### Instruction:
The records are to be restated in their entirety, word for word.

[start of Dataset entries]

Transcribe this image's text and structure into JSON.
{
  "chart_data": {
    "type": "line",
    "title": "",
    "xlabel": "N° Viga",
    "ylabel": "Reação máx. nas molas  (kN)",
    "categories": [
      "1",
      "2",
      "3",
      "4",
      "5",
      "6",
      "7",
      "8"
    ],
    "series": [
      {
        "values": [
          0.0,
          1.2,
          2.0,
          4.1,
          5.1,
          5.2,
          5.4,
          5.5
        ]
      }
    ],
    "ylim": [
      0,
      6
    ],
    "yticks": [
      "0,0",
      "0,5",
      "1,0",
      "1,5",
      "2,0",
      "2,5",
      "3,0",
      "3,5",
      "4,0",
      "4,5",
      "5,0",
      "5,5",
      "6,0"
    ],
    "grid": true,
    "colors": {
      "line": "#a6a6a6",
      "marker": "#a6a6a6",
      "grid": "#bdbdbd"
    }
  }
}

[end of Dataset entries]

### Correct output:
Transcribe this image's text and structure into JSON.
{
  "chart_data": {
    "type": "line",
    "title": "",
    "xlabel": "N° Viga",
    "ylabel": "Reação máx. nas molas  (kN)",
    "categories": [
      "1",
      "2",
      "3",
      "4",
      "5",
      "6",
      "7",
      "8"
    ],
    "series": [
      {
        "values": [
          0.0,
          1.2,
          2.0,
          4.1,
          5.1,
          5.2,
          5.4,
          5.5
        ]
      }
    ],
    "ylim": [
      0,
      6
    ],
    "yticks": [
      "0,0",
      "0,5",
      "1,0",
      "1,5",
      "2,0",
      "2,5",
      "3,0",
      "3,5",
      "4,0",
      "4,5",
      "5,0",
      "5,5",
      "6,0"
    ],
    "grid": true,
    "colors": {
      "line": "#a6a6a6",
      "marker": "#a6a6a6",
      "grid": "#bdbdbd"
    }
  }
}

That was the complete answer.